§ WHAT NEEDS TO BE DONE
Repeat, line for line, the entries printed below.

§ RECORDS SUPPLIED

══════════

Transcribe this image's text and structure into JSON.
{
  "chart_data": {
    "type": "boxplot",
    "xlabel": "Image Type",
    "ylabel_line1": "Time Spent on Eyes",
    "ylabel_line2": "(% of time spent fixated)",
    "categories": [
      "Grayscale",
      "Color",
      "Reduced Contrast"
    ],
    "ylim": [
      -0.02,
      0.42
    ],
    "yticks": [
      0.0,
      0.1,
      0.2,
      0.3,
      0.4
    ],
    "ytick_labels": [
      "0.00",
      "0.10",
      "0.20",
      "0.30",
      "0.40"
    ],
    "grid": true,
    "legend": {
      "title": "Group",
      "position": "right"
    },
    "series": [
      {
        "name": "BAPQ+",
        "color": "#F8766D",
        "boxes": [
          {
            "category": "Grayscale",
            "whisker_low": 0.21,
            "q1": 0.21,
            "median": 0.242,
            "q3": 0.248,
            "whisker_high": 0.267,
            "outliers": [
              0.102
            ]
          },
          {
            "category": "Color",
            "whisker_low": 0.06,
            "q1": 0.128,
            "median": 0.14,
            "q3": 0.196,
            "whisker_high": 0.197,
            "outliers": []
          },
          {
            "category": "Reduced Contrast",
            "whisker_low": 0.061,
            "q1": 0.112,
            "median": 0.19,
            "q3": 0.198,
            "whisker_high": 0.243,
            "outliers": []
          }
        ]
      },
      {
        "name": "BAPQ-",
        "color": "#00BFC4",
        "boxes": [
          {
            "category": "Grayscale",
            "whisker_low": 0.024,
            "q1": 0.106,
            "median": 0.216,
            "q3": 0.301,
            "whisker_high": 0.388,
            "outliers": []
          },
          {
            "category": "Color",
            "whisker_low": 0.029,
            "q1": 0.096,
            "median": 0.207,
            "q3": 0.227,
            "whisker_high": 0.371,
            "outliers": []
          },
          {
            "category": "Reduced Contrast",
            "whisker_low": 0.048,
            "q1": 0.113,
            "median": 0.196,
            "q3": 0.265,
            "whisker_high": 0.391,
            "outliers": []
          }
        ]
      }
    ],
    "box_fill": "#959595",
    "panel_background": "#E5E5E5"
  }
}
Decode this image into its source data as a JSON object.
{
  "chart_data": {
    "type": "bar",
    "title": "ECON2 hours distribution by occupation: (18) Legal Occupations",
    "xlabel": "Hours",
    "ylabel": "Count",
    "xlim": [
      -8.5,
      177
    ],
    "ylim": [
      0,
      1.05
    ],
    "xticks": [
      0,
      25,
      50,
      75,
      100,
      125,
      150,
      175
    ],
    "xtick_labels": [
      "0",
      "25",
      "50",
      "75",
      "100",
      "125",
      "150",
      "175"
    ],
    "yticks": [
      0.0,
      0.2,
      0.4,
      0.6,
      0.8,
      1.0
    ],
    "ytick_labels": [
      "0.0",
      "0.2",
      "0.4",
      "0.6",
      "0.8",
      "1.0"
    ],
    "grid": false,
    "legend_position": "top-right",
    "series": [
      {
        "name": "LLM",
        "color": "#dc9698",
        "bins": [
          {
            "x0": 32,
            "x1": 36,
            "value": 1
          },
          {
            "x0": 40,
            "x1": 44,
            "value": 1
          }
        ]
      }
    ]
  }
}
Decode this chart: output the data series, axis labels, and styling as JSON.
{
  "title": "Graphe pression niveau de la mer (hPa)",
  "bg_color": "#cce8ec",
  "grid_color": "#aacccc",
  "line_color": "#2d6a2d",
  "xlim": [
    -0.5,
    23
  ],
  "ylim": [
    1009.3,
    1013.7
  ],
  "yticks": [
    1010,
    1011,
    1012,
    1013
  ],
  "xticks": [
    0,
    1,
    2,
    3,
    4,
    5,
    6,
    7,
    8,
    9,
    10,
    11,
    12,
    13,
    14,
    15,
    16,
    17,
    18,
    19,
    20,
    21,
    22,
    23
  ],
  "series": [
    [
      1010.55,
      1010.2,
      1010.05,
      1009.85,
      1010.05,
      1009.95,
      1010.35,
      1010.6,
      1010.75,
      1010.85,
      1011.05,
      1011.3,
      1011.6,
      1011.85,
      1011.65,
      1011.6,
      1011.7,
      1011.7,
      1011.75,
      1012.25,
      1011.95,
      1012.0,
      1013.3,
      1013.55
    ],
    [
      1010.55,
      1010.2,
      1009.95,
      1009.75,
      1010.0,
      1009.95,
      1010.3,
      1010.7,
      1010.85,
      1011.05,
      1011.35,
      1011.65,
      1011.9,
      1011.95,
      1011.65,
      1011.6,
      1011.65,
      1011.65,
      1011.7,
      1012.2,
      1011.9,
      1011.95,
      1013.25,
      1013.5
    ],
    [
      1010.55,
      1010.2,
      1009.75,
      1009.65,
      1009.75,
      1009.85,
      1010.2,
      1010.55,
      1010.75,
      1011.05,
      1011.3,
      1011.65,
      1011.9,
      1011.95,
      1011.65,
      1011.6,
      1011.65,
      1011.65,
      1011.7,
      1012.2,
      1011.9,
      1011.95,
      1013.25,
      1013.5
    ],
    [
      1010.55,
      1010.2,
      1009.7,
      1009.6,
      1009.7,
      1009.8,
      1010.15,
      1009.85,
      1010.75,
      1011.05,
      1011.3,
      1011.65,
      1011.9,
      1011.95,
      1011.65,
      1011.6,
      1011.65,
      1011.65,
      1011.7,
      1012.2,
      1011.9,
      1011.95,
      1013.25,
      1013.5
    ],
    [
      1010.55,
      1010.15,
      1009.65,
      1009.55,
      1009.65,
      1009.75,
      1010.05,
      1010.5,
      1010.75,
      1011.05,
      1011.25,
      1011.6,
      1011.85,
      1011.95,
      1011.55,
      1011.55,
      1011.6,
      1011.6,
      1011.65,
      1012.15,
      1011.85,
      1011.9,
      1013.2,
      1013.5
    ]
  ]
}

══════════

§ RESPONSE TO THIS EXERCISE
Transcribe this image's text and structure into JSON.
{
  "chart_data": {
    "type": "boxplot",
    "xlabel": "Image Type",
    "ylabel_line1": "Time Spent on Eyes",
    "ylabel_line2": "(% of time spent fixated)",
    "categories": [
      "Grayscale",
      "Color",
      "Reduced Contrast"
    ],
    "ylim": [
      -0.02,
      0.42
    ],
    "yticks": [
      0.0,
      0.1,
      0.2,
      0.3,
      0.4
    ],
    "ytick_labels": [
      "0.00",
      "0.10",
      "0.20",
      "0.30",
      "0.40"
    ],
    "grid": true,
    "legend": {
      "title": "Group",
      "position": "right"
    },
    "series": [
      {
        "name": "BAPQ+",
        "color": "#F8766D",
        "boxes": [
          {
            "category": "Grayscale",
            "whisker_low": 0.21,
            "q1": 0.21,
            "median": 0.242,
            "q3": 0.248,
            "whisker_high": 0.267,
            "outliers": [
              0.102
            ]
          },
          {
            "category": "Color",
            "whisker_low": 0.06,
            "q1": 0.128,
            "median": 0.14,
            "q3": 0.196,
            "whisker_high": 0.197,
            "outliers": []
          },
          {
            "category": "Reduced Contrast",
            "whisker_low": 0.061,
            "q1": 0.112,
            "median": 0.19,
            "q3": 0.198,
            "whisker_high": 0.243,
            "outliers": []
          }
        ]
      },
      {
        "name": "BAPQ-",
        "color": "#00BFC4",
        "boxes": [
          {
            "category": "Grayscale",
            "whisker_low": 0.024,
            "q1": 0.106,
            "median": 0.216,
            "q3": 0.301,
            "whisker_high": 0.388,
            "outliers": []
          },
          {
            "category": "Color",
            "whisker_low": 0.029,
            "q1": 0.096,
            "median": 0.207,
            "q3": 0.227,
            "whisker_high": 0.371,
            "outliers": []
          },
          {
            "category": "Reduced Contrast",
            "whisker_low": 0.048,
            "q1": 0.113,
            "median": 0.196,
            "q3": 0.265,
            "whisker_high": 0.391,
            "outliers": []
          }
        ]
      }
    ],
    "box_fill": "#959595",
    "panel_background": "#E5E5E5"
  }
}
Decode this image into its source data as a JSON object.
{
  "chart_data": {
    "type": "bar",
    "title": "ECON2 hours distribution by occupation: (18) Legal Occupations",
    "xlabel": "Hours",
    "ylabel": "Count",
    "xlim": [
      -8.5,
      177
    ],
    "ylim": [
      0,
      1.05
    ],
    "xticks": [
      0,
      25,
      50,
      75,
      100,
      125,
      150,
      175
    ],
    "xtick_labels": [
      "0",
      "25",
      "50",
      "75",
      "100",
      "125",
      "150",
      "175"
    ],
    "yticks": [
      0.0,
      0.2,
      0.4,
      0.6,
      0.8,
      1.0
    ],
    "ytick_labels": [
      "0.0",
      "0.2",
      "0.4",
      "0.6",
      "0.8",
      "1.0"
    ],
    "grid": false,
    "legend_position": "top-right",
    "series": [
      {
        "name": "LLM",
        "color": "#dc9698",
        "bins": [
          {
            "x0": 32,
            "x1": 36,
            "value": 1
          },
          {
            "x0": 40,
            "x1": 44,
            "value": 1
          }
        ]
      }
    ]
  }
}
Decode this chart: output the data series, axis labels, and styling as JSON.
{
  "title": "Graphe pression niveau de la mer (hPa)",
  "bg_color": "#cce8ec",
  "grid_color": "#aacccc",
  "line_color": "#2d6a2d",
  "xlim": [
    -0.5,
    23
  ],
  "ylim": [
    1009.3,
    1013.7
  ],
  "yticks": [
    1010,
    1011,
    1012,
    1013
  ],
  "xticks": [
    0,
    1,
    2,
    3,
    4,
    5,
    6,
    7,
    8,
    9,
    10,
    11,
    12,
    13,
    14,
    15,
    16,
    17,
    18,
    19,
    20,
    21,
    22,
    23
  ],
  "series": [
    [
      1010.55,
      1010.2,
      1010.05,
      1009.85,
      1010.05,
      1009.95,
      1010.35,
      1010.6,
      1010.75,
      1010.85,
      1011.05,
      1011.3,
      1011.6,
      1011.85,
      1011.65,
      1011.6,
      1011.7,
      1011.7,
      1011.75,
      1012.25,
      1011.95,
      1012.0,
      1013.3,
      1013.55
    ],
    [
      1010.55,
      1010.2,
      1009.95,
      1009.75,
      1010.0,
      1009.95,
      1010.3,
      1010.7,
      1010.85,
      1011.05,
      1011.35,
      1011.65,
      1011.9,
      1011.95,
      1011.65,
      1011.6,
      1011.65,
      1011.65,
      1011.7,
      1012.2,
      1011.9,
      1011.95,
      1013.25,
      1013.5
    ],
    [
      1010.55,
      1010.2,
      1009.75,
      1009.65,
      1009.75,
      1009.85,
      1010.2,
      1010.55,
      1010.75,
      1011.05,
      1011.3,
      1011.65,
      1011.9,
      1011.95,
      1011.65,
      1011.6,
      1011.65,
      1011.65,
      1011.7,
      1012.2,
      1011.9,
      1011.95,
      1013.25,
      1013.5
    ],
    [
      1010.55,
      1010.2,
      1009.7,
      1009.6,
      1009.7,
      1009.8,
      1010.15,
      1009.85,
      1010.75,
      1011.05,
      1011.3,
      1011.65,
      1011.9,
      1011.95,
      1011.65,
      1011.6,
      1011.65,
      1011.65,
      1011.7,
      1012.2,
      1011.9,
      1011.95,
      1013.25,
      1013.5
    ],
    [
      1010.55,
      1010.15,
      1009.65,
      1009.55,
      1009.65,
      1009.75,
      1010.05,
      1010.5,
      1010.75,
      1011.05,
      1011.25,
      1011.6,
      1011.85,
      1011.95,
      1011.55,
      1011.55,
      1011.6,
      1011.6,
      1011.65,
      1012.15,
      1011.85,
      1011.9,
      1013.2,
      1013.5
    ]
  ]
}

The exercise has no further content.